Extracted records
•••••
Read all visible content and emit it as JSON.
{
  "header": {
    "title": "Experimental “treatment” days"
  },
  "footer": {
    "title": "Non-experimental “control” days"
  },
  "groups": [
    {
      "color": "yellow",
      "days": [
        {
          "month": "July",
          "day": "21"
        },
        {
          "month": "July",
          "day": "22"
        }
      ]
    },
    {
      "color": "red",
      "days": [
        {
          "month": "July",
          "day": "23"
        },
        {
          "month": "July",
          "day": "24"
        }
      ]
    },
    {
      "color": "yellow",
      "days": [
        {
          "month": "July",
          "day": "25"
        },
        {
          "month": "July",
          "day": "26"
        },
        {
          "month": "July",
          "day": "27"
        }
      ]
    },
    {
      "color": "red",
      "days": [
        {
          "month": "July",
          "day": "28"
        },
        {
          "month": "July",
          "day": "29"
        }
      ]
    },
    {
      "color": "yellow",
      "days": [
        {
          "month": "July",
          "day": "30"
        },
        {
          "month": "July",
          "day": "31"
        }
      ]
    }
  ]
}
•••••
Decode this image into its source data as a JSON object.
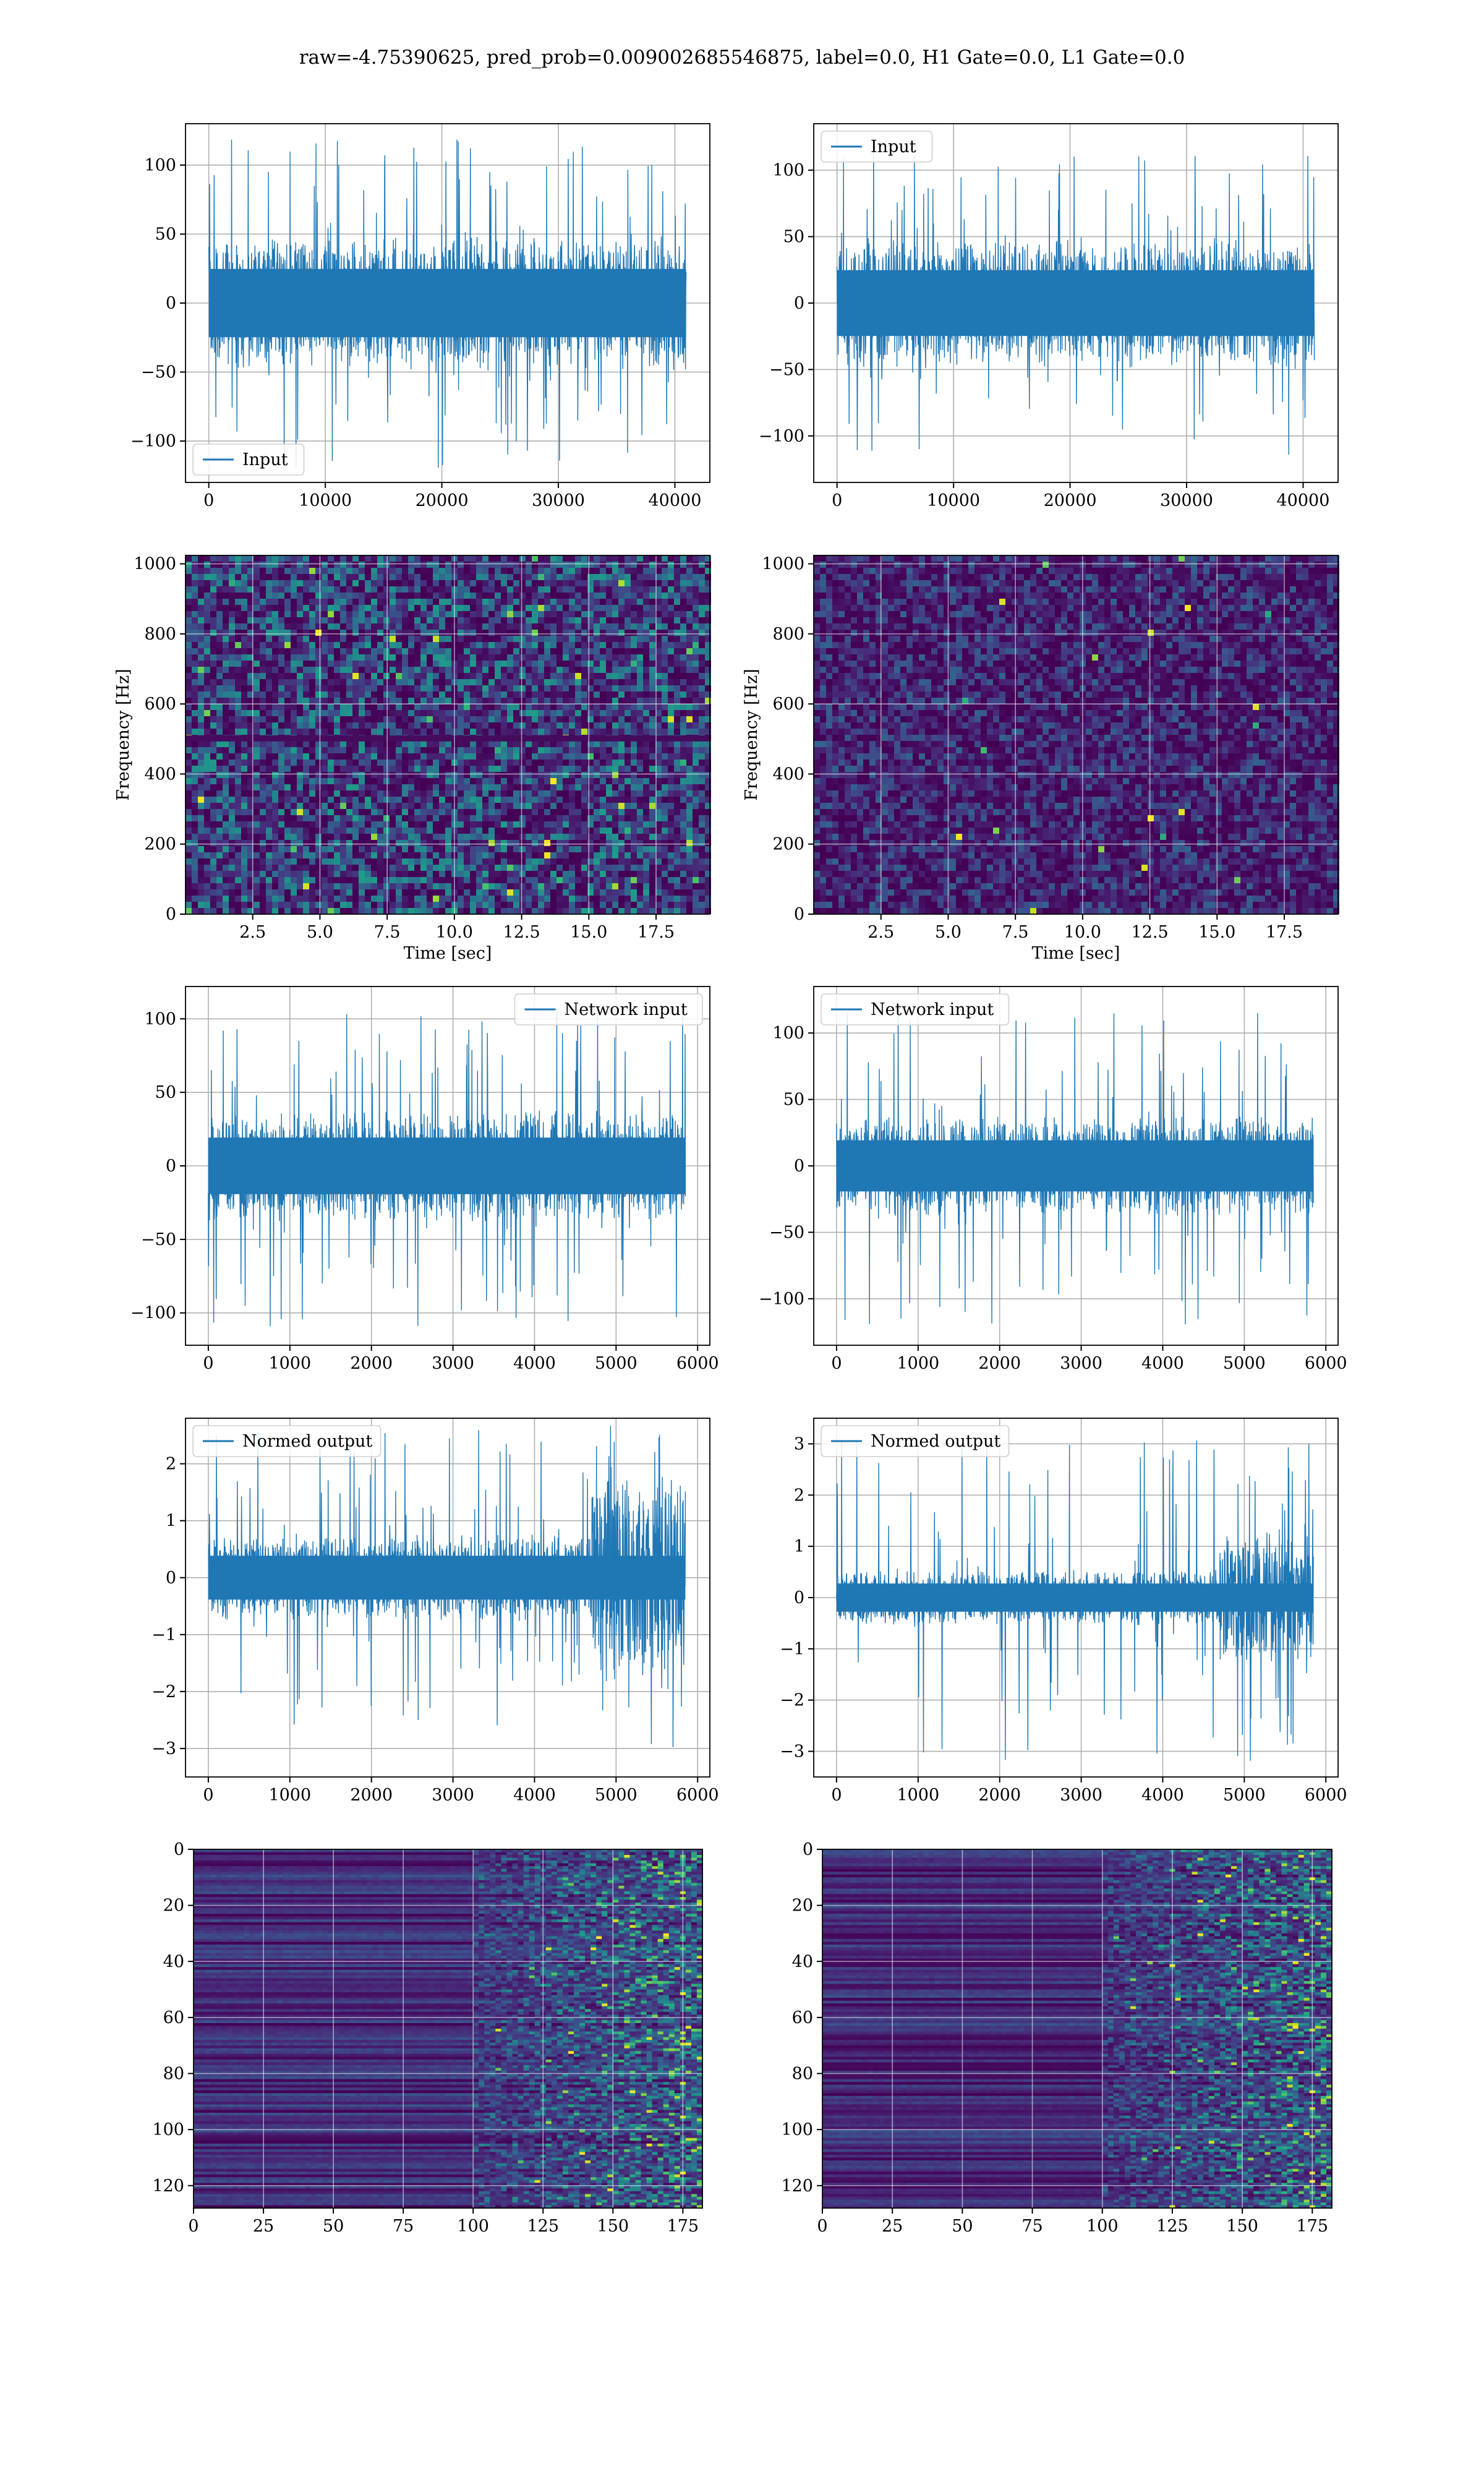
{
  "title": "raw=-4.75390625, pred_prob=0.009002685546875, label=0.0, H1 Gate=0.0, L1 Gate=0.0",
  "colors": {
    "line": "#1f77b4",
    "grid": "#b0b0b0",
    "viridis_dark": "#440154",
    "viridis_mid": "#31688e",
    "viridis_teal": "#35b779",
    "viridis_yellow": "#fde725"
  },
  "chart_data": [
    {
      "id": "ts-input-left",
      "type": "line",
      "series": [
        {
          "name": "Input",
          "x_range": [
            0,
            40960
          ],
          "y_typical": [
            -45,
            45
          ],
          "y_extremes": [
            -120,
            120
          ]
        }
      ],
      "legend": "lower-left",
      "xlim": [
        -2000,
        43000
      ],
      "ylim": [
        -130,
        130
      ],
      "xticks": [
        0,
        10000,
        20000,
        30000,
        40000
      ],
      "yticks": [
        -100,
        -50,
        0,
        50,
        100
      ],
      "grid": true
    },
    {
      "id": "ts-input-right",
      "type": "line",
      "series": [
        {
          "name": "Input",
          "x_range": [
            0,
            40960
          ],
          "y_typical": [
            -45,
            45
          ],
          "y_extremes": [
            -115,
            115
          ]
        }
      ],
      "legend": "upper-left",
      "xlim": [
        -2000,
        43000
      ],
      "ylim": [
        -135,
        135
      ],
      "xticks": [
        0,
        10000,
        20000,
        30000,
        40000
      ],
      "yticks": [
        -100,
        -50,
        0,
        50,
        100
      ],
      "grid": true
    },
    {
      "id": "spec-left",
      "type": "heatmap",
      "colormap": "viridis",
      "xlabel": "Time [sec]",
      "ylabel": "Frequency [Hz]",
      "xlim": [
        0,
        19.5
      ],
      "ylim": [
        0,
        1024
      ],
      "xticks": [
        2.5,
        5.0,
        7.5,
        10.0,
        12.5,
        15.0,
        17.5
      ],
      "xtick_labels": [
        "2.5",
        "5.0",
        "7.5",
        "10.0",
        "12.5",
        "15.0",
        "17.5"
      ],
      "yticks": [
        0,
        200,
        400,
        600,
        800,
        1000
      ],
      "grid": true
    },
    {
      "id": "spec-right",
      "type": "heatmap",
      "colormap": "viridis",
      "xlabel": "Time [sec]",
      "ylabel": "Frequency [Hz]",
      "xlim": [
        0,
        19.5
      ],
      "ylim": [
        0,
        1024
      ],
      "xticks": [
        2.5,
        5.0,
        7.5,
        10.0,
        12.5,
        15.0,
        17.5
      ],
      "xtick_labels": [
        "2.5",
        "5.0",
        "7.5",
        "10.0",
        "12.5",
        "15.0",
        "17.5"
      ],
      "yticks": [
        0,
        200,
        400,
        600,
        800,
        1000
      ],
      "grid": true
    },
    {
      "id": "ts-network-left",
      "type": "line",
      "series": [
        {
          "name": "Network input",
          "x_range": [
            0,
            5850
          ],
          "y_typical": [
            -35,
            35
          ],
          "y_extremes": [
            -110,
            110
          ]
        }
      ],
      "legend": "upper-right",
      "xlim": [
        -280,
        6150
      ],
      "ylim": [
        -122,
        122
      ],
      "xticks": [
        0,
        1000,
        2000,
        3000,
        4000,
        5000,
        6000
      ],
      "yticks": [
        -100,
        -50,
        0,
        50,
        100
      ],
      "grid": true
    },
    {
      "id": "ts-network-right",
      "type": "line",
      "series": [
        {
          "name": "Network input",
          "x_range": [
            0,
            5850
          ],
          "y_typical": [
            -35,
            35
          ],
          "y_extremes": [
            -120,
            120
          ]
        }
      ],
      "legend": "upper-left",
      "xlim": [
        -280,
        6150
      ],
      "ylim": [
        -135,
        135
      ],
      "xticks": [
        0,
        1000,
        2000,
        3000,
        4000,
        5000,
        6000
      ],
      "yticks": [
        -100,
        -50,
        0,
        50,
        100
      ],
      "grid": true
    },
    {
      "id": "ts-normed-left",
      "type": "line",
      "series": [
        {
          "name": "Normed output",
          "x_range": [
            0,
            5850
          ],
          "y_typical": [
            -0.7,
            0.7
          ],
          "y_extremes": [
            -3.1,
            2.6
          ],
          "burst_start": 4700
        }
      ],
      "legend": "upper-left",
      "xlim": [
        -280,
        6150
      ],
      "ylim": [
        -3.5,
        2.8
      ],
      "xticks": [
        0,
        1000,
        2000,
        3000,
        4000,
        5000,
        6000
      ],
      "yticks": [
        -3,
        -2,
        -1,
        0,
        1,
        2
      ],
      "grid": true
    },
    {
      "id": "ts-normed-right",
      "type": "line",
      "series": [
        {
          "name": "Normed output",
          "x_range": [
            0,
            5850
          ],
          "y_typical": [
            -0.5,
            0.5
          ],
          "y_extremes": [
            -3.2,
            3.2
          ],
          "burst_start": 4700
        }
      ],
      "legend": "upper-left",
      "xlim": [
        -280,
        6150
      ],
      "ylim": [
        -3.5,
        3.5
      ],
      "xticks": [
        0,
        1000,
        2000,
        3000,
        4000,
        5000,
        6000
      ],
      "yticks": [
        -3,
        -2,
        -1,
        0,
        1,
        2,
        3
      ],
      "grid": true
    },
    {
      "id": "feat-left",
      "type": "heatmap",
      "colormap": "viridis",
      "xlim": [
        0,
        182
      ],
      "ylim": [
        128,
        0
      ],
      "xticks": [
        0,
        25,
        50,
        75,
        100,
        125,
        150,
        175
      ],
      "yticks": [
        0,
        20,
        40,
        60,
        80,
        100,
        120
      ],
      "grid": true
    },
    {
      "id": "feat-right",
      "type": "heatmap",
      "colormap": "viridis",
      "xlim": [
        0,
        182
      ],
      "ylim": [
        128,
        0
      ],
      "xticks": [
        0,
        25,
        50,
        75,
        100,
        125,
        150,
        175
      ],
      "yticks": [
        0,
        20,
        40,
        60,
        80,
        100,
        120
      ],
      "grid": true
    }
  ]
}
•••••
• TO DO: Find the string "JSON" in the listing and return every line that holds it.

• RESULT OF THIS TASK:
Read all visible content and emit it as JSON.
Decode this image into its source data as a JSON object.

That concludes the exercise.